→ Written problem
The exercise asks you to copy every line below in which "clean" appears.

→ Records to process
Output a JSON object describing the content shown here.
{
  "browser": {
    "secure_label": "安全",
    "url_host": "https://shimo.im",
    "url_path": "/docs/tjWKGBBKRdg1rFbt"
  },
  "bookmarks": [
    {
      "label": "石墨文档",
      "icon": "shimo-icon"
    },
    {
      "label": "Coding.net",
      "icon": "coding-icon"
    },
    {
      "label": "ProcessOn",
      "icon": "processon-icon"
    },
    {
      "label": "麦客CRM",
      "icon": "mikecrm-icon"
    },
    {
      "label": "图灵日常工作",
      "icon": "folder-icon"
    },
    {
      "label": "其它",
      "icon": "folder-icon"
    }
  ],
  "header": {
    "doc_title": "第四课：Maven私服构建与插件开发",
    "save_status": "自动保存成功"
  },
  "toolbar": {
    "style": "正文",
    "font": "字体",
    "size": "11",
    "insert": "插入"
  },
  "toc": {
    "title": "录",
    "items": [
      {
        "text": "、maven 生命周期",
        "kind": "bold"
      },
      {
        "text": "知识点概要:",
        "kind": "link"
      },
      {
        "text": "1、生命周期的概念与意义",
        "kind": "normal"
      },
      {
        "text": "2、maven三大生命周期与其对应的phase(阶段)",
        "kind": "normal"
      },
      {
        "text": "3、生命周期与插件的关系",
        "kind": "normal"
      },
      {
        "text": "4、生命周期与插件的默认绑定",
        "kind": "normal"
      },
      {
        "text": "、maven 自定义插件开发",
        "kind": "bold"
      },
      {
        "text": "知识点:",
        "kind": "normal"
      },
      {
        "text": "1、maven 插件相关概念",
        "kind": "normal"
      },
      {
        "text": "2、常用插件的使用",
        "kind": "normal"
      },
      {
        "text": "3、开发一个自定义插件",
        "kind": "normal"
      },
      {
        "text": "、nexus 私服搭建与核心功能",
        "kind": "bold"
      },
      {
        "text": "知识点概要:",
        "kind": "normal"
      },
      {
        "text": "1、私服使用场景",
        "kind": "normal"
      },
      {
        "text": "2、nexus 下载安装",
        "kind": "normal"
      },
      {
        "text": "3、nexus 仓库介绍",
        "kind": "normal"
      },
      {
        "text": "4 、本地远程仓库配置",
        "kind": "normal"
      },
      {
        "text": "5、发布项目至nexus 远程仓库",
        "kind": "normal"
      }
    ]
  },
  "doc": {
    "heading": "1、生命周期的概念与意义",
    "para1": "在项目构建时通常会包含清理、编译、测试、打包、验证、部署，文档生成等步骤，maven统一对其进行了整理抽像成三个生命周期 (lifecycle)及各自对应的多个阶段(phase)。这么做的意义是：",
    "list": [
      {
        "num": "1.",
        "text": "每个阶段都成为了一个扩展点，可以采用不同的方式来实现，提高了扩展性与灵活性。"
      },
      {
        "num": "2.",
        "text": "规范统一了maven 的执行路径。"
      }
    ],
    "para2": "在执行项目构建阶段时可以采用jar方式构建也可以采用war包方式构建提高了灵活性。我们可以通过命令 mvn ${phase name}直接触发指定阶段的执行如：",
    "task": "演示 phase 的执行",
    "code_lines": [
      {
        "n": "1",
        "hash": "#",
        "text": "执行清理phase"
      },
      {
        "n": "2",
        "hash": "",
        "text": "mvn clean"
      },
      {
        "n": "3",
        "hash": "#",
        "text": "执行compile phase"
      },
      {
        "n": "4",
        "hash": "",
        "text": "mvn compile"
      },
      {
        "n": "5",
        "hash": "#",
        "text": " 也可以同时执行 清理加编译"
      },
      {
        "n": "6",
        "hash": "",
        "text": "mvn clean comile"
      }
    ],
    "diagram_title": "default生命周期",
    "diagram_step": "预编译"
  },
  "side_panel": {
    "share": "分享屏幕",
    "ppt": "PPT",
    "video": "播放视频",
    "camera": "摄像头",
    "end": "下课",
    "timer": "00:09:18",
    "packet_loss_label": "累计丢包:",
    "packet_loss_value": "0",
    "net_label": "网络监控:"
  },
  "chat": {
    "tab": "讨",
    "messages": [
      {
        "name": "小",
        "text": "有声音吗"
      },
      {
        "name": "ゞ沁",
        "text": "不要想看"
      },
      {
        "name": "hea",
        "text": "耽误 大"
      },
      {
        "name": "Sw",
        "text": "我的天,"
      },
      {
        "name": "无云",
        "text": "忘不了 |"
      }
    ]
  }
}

→ Solution to this problem
        "text": "mvn clean"
        "text": "mvn clean comile"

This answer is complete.